* **Task requirements**: Tell how many lines carry the word "Finger"; the reply is the number and nothing else.

Dataset records
........

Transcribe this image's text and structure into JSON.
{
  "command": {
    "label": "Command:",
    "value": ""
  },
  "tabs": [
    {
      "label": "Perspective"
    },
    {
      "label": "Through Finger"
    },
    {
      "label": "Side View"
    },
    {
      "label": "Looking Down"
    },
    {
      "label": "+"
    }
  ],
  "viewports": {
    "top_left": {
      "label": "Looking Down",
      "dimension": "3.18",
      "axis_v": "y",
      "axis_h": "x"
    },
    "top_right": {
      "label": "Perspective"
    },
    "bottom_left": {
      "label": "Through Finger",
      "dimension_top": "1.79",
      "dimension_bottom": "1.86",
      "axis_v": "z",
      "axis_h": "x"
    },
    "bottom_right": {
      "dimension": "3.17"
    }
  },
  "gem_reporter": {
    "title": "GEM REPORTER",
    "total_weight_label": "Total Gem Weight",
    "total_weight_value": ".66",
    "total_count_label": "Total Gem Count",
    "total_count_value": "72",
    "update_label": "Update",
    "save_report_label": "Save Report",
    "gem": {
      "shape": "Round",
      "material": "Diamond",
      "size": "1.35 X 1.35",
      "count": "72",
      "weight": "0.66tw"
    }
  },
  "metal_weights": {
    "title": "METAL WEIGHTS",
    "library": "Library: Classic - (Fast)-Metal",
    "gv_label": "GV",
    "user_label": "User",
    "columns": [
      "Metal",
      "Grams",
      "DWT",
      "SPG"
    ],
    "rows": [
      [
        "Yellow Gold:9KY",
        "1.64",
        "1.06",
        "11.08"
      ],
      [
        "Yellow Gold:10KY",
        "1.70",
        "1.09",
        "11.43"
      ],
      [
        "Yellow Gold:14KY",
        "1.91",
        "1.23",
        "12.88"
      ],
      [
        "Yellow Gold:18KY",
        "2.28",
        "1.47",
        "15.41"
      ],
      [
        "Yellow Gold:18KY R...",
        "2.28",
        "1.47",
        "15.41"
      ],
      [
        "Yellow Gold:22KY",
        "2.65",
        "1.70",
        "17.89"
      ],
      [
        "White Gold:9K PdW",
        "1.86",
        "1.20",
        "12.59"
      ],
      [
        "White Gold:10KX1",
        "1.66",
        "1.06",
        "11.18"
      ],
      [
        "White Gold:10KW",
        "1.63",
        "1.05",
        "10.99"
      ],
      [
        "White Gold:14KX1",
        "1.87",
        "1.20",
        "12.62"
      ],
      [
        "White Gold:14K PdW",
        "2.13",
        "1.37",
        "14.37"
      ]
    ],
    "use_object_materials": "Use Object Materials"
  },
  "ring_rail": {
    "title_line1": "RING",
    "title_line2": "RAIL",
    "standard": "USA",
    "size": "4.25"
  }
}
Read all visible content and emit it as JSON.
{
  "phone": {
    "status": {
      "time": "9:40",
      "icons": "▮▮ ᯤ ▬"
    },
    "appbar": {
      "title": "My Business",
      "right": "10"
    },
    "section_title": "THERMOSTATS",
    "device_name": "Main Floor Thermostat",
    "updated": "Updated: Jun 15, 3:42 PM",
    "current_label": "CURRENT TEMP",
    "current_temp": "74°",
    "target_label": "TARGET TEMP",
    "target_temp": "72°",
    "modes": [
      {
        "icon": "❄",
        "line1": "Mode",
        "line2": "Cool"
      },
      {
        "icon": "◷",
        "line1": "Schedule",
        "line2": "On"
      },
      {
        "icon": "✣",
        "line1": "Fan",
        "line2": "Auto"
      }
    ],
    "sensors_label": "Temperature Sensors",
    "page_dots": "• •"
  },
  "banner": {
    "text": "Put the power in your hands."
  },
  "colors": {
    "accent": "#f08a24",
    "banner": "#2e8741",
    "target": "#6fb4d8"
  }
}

........

* **Task output**: 2